##### DATA ROWS
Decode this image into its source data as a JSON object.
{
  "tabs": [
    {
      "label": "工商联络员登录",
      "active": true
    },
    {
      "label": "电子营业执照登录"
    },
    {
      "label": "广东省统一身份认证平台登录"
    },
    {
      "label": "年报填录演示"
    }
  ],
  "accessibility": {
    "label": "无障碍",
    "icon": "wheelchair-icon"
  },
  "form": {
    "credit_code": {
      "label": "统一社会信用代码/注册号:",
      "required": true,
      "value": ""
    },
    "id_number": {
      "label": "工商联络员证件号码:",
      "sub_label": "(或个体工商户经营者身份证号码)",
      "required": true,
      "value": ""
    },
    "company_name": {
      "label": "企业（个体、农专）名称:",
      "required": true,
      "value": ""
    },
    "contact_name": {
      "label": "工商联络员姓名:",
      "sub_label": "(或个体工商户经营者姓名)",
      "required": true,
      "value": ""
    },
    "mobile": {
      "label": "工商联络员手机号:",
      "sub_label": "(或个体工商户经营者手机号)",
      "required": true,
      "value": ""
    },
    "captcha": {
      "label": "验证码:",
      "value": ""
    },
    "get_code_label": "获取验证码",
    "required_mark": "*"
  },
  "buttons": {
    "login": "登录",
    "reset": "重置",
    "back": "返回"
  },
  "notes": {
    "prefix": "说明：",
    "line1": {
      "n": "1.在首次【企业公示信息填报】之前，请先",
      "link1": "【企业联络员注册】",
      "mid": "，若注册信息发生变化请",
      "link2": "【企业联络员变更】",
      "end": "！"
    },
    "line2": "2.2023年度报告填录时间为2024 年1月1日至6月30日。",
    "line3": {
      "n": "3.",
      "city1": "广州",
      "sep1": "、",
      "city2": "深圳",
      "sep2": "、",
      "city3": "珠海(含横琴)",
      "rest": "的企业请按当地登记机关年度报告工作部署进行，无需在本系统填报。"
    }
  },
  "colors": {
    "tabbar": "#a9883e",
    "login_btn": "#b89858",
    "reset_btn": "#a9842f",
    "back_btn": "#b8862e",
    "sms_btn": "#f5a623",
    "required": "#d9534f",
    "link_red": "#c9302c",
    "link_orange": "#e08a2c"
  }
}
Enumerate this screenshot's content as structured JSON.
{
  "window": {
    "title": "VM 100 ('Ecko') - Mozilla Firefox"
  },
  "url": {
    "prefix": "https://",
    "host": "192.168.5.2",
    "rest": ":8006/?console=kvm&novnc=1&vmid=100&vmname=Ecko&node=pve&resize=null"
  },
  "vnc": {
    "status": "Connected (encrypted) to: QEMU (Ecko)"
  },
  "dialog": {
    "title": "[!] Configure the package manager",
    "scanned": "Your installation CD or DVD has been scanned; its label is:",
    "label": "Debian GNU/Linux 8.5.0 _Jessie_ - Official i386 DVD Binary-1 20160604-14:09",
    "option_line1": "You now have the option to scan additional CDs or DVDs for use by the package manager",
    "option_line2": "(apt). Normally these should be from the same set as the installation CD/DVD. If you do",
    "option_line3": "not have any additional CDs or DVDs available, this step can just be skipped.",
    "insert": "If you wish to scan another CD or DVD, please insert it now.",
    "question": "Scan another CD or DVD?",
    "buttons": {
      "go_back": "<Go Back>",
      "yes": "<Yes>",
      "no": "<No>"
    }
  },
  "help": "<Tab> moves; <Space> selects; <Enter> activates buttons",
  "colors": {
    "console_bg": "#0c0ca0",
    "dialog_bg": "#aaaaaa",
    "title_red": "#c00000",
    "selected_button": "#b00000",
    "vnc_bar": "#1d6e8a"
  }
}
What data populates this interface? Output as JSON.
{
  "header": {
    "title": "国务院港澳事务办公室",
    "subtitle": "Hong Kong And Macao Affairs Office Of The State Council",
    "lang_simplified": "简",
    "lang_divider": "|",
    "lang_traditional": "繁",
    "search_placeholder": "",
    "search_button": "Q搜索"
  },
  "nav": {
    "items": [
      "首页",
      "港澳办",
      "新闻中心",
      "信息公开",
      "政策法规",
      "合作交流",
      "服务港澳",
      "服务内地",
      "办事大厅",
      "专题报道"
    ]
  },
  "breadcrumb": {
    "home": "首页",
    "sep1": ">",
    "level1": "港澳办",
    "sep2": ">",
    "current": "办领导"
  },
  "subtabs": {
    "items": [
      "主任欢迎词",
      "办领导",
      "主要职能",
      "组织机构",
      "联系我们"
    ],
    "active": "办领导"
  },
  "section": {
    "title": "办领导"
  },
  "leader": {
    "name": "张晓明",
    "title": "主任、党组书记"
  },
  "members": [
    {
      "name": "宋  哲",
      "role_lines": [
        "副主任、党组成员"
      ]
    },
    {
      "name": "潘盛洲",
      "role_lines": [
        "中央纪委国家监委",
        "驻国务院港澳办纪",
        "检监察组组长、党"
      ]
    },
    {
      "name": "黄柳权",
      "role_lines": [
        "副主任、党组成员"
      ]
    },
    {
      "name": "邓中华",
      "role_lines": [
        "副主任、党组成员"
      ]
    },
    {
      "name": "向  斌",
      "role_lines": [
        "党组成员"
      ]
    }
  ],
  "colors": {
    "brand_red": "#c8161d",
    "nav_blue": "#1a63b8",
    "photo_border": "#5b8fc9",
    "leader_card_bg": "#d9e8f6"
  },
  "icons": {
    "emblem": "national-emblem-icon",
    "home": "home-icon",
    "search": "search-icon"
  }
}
##########
##### DATA ROWS
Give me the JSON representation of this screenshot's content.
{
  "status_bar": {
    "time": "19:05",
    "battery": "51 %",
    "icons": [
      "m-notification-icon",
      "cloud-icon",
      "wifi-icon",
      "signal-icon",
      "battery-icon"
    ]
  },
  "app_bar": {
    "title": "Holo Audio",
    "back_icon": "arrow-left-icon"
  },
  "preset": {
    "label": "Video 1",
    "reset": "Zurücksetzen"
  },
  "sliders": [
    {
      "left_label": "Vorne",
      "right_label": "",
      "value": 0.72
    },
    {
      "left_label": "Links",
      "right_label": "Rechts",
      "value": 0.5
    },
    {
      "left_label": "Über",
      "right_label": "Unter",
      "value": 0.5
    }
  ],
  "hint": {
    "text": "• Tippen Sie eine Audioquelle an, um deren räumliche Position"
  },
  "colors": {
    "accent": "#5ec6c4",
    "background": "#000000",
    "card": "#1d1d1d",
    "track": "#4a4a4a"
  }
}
##########
##### DATA ROWS
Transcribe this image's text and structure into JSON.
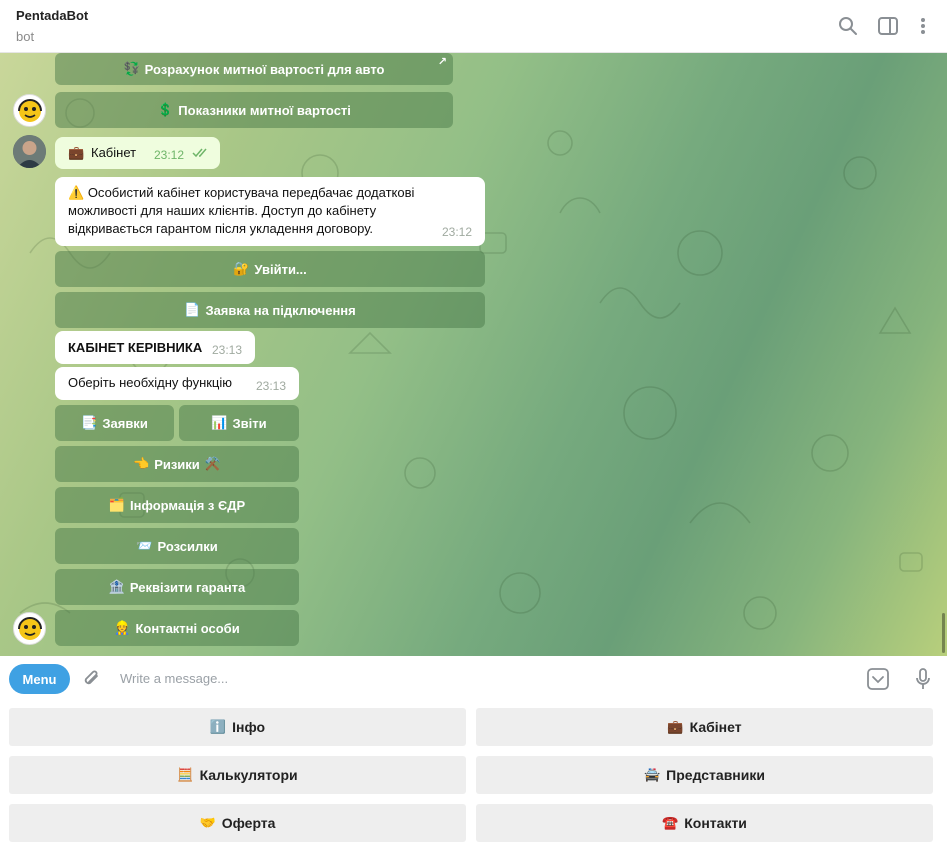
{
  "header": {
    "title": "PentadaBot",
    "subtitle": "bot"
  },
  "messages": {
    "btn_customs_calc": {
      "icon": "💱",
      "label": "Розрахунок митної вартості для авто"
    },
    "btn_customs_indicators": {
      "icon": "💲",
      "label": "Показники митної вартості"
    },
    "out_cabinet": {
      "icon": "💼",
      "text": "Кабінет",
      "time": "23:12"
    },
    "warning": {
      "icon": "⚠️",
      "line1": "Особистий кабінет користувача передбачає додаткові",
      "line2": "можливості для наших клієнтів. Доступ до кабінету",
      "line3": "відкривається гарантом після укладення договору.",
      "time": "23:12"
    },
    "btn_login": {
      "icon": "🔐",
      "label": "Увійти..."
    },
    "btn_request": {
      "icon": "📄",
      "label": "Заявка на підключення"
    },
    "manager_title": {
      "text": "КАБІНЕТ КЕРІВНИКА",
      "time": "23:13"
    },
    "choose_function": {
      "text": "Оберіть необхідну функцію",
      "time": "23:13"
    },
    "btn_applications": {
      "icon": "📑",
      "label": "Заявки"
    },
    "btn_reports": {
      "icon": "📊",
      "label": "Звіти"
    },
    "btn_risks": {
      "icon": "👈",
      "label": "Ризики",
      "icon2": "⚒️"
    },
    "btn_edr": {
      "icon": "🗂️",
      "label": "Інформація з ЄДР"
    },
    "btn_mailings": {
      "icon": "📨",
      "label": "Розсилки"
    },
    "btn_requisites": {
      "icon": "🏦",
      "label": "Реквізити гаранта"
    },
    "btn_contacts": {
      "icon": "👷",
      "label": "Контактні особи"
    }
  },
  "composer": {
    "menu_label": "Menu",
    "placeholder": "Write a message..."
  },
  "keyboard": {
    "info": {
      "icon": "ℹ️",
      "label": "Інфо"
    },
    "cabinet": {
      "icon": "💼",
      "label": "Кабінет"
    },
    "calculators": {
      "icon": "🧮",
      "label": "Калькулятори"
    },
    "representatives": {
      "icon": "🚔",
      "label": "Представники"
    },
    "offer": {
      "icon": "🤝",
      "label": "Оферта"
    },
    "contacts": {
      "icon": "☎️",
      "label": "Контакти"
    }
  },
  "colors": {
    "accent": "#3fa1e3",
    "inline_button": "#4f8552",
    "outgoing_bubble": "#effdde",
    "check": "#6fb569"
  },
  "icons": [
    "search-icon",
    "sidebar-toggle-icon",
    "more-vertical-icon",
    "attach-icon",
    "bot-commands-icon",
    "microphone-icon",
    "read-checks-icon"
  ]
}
##########
▶ [YOUR TASK]: Read the lines above. Gather those in which the string "rest" is found.

▶ [EXERCISE SOLUTION]:
      "rest": "的企业请按当地登记机关年度报告工作部署进行，无需在本系统填报。"
    "rest": ":8006/?console=kvm&novnc=1&vmid=100&vmname=Ecko&node=pve&resize=null"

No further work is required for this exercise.